Print the range of lines that opens with the line containing "Read this page and output its text content." and closes with the last line of the listing. Include both ends; print nothing more.

^^^^^^^^^^^^^^^^

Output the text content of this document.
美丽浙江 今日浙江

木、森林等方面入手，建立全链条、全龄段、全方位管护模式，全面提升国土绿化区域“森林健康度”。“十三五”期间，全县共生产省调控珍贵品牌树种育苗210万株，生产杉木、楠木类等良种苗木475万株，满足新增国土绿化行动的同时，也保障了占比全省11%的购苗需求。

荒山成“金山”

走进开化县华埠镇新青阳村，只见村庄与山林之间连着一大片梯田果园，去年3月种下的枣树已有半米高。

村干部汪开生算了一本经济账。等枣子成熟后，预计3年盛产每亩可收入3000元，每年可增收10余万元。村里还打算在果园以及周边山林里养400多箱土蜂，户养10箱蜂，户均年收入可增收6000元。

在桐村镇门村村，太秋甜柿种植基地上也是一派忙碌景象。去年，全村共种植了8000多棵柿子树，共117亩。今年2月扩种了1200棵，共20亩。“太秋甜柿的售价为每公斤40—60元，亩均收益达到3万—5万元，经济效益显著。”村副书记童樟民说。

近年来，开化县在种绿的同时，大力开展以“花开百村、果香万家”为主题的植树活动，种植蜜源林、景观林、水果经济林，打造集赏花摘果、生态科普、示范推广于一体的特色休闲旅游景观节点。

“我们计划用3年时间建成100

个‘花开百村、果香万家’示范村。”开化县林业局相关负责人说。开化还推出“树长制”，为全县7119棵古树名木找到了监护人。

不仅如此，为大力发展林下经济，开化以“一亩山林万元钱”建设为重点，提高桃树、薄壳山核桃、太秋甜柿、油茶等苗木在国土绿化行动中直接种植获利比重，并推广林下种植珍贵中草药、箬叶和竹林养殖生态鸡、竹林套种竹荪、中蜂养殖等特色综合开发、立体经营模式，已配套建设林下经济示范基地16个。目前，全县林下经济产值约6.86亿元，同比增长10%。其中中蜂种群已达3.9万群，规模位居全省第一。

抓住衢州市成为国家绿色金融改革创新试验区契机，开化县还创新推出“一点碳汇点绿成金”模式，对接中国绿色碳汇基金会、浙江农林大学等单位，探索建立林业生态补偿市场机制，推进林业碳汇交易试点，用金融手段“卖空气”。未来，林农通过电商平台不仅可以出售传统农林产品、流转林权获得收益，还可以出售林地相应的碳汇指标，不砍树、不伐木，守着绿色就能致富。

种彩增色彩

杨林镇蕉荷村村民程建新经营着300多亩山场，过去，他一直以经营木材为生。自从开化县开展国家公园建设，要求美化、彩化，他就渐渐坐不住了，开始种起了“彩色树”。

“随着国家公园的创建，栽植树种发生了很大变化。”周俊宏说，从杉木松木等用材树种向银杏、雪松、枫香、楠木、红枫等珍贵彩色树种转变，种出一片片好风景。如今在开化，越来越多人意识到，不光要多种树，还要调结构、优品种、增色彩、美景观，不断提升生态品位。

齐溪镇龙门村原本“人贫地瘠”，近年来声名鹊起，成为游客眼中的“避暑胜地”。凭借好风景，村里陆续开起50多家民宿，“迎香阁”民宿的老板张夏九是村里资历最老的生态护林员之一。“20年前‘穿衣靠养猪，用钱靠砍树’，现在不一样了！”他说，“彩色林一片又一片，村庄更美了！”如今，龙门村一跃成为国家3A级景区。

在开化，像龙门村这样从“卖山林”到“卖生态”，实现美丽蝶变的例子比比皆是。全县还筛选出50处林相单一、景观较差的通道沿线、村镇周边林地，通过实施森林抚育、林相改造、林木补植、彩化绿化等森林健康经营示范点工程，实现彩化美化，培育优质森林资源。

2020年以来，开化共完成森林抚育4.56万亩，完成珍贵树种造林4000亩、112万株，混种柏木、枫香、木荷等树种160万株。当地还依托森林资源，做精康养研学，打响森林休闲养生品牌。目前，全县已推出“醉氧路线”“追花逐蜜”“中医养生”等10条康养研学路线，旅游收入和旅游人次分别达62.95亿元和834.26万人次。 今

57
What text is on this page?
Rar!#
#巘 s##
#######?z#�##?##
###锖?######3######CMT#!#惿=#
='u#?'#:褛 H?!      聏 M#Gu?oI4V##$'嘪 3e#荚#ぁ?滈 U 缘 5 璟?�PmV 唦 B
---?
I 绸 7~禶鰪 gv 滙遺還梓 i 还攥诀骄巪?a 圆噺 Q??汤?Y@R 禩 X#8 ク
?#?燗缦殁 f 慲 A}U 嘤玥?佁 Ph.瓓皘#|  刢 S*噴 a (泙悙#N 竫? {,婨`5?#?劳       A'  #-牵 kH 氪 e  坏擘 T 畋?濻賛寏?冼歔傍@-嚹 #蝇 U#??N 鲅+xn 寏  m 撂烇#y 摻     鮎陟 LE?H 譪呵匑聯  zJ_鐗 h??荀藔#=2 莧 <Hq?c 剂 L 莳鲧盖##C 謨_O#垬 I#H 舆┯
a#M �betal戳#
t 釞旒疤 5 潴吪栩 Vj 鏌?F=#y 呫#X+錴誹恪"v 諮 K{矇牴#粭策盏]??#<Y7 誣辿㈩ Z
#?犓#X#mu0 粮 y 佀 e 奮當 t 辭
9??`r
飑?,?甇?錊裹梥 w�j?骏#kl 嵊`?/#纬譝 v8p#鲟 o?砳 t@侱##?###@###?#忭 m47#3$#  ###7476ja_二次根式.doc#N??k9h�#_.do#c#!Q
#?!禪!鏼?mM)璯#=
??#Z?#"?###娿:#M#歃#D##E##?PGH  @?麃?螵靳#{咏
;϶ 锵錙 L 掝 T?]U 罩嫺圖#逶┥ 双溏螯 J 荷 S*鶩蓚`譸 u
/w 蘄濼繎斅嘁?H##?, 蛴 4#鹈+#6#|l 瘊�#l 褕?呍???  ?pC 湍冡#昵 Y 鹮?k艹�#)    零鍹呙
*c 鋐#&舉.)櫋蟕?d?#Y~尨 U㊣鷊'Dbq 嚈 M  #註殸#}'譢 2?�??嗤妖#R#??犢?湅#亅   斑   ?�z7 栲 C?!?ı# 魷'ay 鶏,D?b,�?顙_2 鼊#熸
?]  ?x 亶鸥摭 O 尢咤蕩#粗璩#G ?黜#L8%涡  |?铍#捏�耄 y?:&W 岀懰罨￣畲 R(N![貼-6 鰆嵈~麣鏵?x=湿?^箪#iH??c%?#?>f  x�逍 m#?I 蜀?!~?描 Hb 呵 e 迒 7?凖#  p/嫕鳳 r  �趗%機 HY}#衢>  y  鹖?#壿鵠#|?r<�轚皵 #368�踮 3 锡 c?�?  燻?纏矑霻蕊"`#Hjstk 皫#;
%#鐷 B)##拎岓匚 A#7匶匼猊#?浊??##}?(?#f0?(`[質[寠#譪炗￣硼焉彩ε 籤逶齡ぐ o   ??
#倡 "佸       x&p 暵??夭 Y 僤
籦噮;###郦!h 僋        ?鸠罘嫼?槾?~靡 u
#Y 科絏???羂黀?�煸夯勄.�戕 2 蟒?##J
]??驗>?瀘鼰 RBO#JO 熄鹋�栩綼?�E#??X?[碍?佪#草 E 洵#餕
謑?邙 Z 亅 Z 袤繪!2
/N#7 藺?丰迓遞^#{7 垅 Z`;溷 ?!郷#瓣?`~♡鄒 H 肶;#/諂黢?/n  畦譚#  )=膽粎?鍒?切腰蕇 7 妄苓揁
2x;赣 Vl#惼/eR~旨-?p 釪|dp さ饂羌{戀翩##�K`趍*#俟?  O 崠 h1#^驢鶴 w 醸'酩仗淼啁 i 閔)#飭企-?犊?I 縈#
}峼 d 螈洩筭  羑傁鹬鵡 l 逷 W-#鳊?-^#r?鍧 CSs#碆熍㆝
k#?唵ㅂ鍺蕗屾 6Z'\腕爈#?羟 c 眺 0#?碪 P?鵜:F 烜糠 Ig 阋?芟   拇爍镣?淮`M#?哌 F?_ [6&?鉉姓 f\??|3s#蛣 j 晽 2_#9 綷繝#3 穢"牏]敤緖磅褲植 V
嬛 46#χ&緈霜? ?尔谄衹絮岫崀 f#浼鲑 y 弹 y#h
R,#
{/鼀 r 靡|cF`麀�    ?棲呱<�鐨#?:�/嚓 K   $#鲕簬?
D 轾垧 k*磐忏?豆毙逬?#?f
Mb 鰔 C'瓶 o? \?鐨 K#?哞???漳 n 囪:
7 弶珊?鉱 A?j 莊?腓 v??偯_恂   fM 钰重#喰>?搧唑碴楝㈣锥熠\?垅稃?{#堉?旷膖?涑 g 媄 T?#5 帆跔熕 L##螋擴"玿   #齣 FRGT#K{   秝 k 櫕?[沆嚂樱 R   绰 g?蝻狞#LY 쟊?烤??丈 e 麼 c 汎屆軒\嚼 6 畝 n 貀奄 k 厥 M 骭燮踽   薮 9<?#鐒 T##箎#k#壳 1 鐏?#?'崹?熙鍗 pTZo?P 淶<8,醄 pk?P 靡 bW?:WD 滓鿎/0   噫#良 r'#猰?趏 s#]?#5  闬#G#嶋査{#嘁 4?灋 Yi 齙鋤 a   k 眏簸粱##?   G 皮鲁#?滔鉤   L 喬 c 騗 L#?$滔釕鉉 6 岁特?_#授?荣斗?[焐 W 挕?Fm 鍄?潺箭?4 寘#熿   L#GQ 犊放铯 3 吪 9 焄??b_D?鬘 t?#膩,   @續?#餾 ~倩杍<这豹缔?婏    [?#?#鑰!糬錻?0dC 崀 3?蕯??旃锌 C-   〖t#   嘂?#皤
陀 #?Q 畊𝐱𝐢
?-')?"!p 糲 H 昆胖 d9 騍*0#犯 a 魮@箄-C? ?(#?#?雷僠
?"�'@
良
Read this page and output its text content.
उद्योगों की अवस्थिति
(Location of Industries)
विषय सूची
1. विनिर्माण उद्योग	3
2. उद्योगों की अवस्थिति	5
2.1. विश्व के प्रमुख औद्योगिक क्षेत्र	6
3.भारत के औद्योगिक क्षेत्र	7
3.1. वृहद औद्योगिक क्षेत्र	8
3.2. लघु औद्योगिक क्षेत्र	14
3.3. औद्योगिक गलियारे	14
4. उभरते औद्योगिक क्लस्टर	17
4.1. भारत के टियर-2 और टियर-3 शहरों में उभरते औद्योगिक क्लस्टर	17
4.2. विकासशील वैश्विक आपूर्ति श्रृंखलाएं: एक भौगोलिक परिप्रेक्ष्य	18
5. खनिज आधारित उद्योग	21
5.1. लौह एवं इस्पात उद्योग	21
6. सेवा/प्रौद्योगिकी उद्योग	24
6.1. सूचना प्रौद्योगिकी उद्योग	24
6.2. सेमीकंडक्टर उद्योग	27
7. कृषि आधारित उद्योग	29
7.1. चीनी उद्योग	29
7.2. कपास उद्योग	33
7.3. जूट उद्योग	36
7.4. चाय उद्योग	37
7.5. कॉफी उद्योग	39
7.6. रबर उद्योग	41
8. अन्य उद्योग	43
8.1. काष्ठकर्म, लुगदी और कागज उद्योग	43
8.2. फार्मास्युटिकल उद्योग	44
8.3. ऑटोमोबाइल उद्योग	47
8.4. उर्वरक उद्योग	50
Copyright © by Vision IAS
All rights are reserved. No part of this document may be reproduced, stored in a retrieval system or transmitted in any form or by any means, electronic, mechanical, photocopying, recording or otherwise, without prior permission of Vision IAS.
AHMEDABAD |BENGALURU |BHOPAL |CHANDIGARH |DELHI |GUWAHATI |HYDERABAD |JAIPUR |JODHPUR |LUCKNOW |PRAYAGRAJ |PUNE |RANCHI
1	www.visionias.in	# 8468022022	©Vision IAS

^^^^^^^^^^^^^^^^

Correct output:
Read this page and output its text content.
उद्योगों की अवस्थिति
(Location of Industries)
विषय सूची
1. विनिर्माण उद्योग	3
2. उद्योगों की अवस्थिति	5
2.1. विश्व के प्रमुख औद्योगिक क्षेत्र	6
3.भारत के औद्योगिक क्षेत्र	7
3.1. वृहद औद्योगिक क्षेत्र	8
3.2. लघु औद्योगिक क्षेत्र	14
3.3. औद्योगिक गलियारे	14
4. उभरते औद्योगिक क्लस्टर	17
4.1. भारत के टियर-2 और टियर-3 शहरों में उभरते औद्योगिक क्लस्टर	17
4.2. विकासशील वैश्विक आपूर्ति श्रृंखलाएं: एक भौगोलिक परिप्रेक्ष्य	18
5. खनिज आधारित उद्योग	21
5.1. लौह एवं इस्पात उद्योग	21
6. सेवा/प्रौद्योगिकी उद्योग	24
6.1. सूचना प्रौद्योगिकी उद्योग	24
6.2. सेमीकंडक्टर उद्योग	27
7. कृषि आधारित उद्योग	29
7.1. चीनी उद्योग	29
7.2. कपास उद्योग	33
7.3. जूट उद्योग	36
7.4. चाय उद्योग	37
7.5. कॉफी उद्योग	39
7.6. रबर उद्योग	41
8. अन्य उद्योग	43
8.1. काष्ठकर्म, लुगदी और कागज उद्योग	43
8.2. फार्मास्युटिकल उद्योग	44
8.3. ऑटोमोबाइल उद्योग	47
8.4. उर्वरक उद्योग	50
Copyright © by Vision IAS
All rights are reserved. No part of this document may be reproduced, stored in a retrieval system or transmitted in any form or by any means, electronic, mechanical, photocopying, recording or otherwise, without prior permission of Vision IAS.
AHMEDABAD |BENGALURU |BHOPAL |CHANDIGARH |DELHI |GUWAHATI |HYDERABAD |JAIPUR |JODHPUR |LUCKNOW |PRAYAGRAJ |PUNE |RANCHI
1	www.visionias.in	# 8468022022	©Vision IAS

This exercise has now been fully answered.